▶ [Extract]:

Content starts

A couple of years ago, I developed a HTML5 mobile game portal. Built with Node.js at the backend, and Ratchet.js (something like a precursor to Bootstrap, but specifically for mobile devices) on the front end, it was one of the first of it’s kind.
It was reasonably successful – successful in so far as it achieved the initial goals I set for it, but unsuccessful in that I couldn’t (or didn’t know how to) pivot and turn that success into a self-sustaining business.
In 2012, HTML5 games were in their infancy, and, being a web developer with a keen interest in games, I wanted to do something to push the technology – to show what it was capable of. I’m not going to pretend that my motivations were entirely altruistic – as a freelancer, growth in adoption of HTML5 meant that I could write games for clients instead of websites, which at that point I had been doing for years. The new tech was exciting, it had promise, all the right noises were being made, I wanted to work with it. I was going to work with it (I did work with it!), but it’s even better if you can get paid for it.
I decided to create a games portal, solely for HTML5 mobile games. Developers would be able to show off their games and profit by the adverts shown in them, and I’d have something to point to to prove how awesome HTML5 really was. I shipped PlayZap in early 2013.
After a slow launch, adoption quickly picked up as I spent a bit of time on marketing. I had thousands of users each month – both players and developers seemed to really enjoy the site. The stumbling block arose when I tried to think of how to turn it into a business. Server costs were negligible (I was hosting a dedicated instance on EC2), but I didn’t want to self-fund it forever.
As the tech was new, there wasn’t a business model as such to follow; but it was supposed that it would work in a similar way to how the Flash ecosystem used to work. Developers would integrate advertising APIs into their games, which were then (in lieu of an exclusive licence bought by a portal) shared widely on portals. It was a mutually beneficial relationship – portals provided the platform and the traffic, developers provided the games. The more eyeballs, the more gameplays, the more ad revenue for both the developer and the portal.
It didn’t quite pan out that way. In fact opposite happened – ad providers like Mochi, rather than pivoting, simply shut down.

Content ends

▶ [The problem]: Echo the passage of the HTML5 game portal account from "As the tech" up to and including "and the portal.", word for word. The items that come next are not needed for this.

▶ [Given entries]:

Content starts

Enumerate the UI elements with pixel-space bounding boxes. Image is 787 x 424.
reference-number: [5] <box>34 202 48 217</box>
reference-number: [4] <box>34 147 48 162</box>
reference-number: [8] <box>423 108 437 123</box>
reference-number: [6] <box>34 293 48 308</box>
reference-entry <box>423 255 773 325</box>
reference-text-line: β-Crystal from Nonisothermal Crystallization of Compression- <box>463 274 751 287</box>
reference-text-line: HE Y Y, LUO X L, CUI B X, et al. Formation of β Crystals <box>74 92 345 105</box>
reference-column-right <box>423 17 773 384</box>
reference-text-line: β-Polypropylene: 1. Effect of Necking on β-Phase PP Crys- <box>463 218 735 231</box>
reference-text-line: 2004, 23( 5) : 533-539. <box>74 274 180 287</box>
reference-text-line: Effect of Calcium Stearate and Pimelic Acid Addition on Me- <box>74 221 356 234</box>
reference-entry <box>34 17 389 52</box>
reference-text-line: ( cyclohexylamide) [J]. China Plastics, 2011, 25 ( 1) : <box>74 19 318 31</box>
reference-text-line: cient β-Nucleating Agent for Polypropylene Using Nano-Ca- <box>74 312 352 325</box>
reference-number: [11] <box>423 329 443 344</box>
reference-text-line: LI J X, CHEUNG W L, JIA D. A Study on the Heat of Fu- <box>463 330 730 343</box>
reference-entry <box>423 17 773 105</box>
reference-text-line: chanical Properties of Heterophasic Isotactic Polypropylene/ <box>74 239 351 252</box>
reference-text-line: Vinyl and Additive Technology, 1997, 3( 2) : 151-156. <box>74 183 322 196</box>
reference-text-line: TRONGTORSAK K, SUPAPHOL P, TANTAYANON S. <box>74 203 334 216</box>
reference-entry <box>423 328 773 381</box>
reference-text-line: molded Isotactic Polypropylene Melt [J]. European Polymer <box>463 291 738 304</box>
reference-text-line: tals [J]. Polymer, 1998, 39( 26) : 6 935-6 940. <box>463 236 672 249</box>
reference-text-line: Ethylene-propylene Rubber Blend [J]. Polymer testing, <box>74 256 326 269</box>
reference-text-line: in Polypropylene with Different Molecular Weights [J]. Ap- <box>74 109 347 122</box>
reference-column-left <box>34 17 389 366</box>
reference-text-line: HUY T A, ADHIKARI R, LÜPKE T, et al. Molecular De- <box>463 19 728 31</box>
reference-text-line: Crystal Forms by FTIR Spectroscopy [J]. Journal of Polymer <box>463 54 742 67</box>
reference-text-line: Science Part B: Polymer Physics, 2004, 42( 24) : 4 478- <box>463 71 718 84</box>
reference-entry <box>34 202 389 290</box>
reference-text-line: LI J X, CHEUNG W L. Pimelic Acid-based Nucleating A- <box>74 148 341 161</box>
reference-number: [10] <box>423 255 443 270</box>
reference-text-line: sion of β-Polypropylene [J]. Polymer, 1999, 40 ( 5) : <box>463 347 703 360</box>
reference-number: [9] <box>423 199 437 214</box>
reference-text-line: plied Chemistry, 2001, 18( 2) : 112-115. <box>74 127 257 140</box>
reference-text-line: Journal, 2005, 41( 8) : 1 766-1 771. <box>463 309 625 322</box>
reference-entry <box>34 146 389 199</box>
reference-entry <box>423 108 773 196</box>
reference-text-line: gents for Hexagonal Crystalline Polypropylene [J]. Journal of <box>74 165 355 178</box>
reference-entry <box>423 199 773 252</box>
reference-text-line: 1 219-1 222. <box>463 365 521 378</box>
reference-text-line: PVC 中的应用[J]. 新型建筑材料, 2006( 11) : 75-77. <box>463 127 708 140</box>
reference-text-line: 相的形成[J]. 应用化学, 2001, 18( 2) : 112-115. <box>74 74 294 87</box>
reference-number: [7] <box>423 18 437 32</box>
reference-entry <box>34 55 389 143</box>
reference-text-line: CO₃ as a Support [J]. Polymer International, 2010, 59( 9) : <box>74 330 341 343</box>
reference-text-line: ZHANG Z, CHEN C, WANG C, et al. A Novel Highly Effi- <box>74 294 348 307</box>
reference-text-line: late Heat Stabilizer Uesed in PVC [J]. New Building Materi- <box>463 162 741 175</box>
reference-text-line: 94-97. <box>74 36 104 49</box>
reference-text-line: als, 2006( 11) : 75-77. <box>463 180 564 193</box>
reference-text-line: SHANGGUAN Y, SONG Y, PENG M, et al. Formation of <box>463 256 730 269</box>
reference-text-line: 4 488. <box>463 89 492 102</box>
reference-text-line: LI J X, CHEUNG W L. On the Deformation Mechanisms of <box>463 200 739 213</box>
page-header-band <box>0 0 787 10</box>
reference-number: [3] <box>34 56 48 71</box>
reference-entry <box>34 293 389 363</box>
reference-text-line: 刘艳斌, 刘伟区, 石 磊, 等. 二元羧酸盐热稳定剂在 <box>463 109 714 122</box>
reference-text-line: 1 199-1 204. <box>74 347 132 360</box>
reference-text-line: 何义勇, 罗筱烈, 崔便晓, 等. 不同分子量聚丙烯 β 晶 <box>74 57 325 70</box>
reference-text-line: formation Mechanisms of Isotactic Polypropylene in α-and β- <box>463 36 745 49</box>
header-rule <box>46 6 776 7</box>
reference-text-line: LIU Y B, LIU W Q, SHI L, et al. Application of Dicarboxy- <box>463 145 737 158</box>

Content ends

▶ [The completed task]:
As the tech was new, there wasn’t a business model as such to follow; but it was supposed that it would work in a similar way to how the Flash ecosystem used to work. Developers would integrate advertising APIs into their games, which were then (in lieu of an exclusive licence bought by a portal) shared widely on portals. It was a mutually beneficial relationship – portals provided the platform and the traffic, developers provided the games. The more eyeballs, the more gameplays, the more ad revenue for both the developer and the portal.